# Pole form, spin, choreography?



## wckf92 (Feb 3, 2017)

This is a portion of a response by @Nobody Important on another thread that I've been pondering....



Nobody Important said:


> I'm simply stating, knowing both 5th Brother pole & 13 Spear pole , as well as, 6 1/2 Point that they all contain the same method. 5th Brother pole is the mother. Yes other techniques are included, *aside from a 180 spin* in 5th Brother & twirling in 13, nothing else *violates Wing Chun theory.* It's not much different than comparing Tang Yik pole & Yip Man pole. *Difference is in organization & repetition* mostly, there are other techniques but they are cohesive. It's like comparing SNT to a version of SNT performed out of order. *The order makes no difference conceptually* and not justified to say it's not the same because the choreography is different.



Apologies for such a weird segmented post.

Ever since reading NI's post (specifically the emphasized texts above) I've been thinking about them and wanted to see what you guys and gals think.

1) I'd never heard of 5th Brother Pole. Any video footage of it? I want to understand how it could be / is the "mother" to 6.5 pole.

2) What are your thoughts on a "spin"? Do any of your WC forms contain a spin? (empty hand, jongs, weapons?)

3) Why does a spin violate WC theory?

4) Finally, does your WC/VT/WT family place a lot of strict emphasis on the order or sequence of your forms? (I.E. do you feel you could perform various pole or knife form actions/sets/sections out of order and have no effect?)

Thanks all!


----------



## yak sao (Feb 3, 2017)

I've heard of the 5 brothers form. I think it is from Hung Gar, though I have never seen it .
 As for the way I was taught Long pole, it seems to be very much a "boat" form, in that we are keeping the opponent in front of us and not doing a tremendous amount of footwork.
 Though I don't know much about the knife form as of yet , there is no flip or spin in our version of it . It was explained to me that if it's serious enough to fight someone with a knife you better keep that blade out in front of you.

 As for the forms, we are actually encouraged to break the forms down , do them out of sequence , etc. so that we are not mindlessly practicing a set routine but rather isolating principles and learning how to free flow between them . Of course this comes after you have become quite competent competent with the form as is .


----------



## wingchun100 (Feb 3, 2017)

wckf92 said:


> This is a portion of a response by @Nobody Important on another thread that I've been pondering....
> 
> 
> 
> ...


 
1) Never heard of 5th brother pole.

2) None of the Wing Chun forms I have learned or seen contain a spin.

3) It depends on what you mean. Do you mean a spin as in a spinning back kick, meaning you are not turning to face a new opponent but turning your back to a current one? I think that would violate simply because you are turning your back to the enemy.

4) From what I have seen, Sifus will place an emphasis on the order when you are first learning it. After a while, when you have the principles down, you have more freedom.


----------



## wckf92 (Feb 3, 2017)

yak sao said:


> I've heard of the 5 brothers form. I think it is from Hung Gar, though I have never seen it .

- - - -

Work instructions:
1. From the Wing Chun pole form thread, copy the passage from "As for the way" up to and including "front of you.".
2. List the usernames that head the posts in the Wing Chun pole form thread, giving each name once.

Spatial layout data
- - - -

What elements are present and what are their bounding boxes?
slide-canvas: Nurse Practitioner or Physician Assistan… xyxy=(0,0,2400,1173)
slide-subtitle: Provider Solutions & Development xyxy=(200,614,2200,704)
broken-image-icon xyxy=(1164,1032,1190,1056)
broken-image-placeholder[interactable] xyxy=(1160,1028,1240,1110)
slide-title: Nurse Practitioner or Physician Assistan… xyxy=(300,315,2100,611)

- - - -

Results in order:
1.
As for the way I was taught Long pole, it seems to be very much a "boat" form, in that we are keeping the opponent in front of us and not doing a tremendous amount of footwork.
 Though I don't know much about the knife form as of yet , there is no flip or spin in our version of it . It was explained to me that if it's serious enough to fight someone with a knife you better keep that blade out in front of you.

2. wckf92, yak sao, wingchun100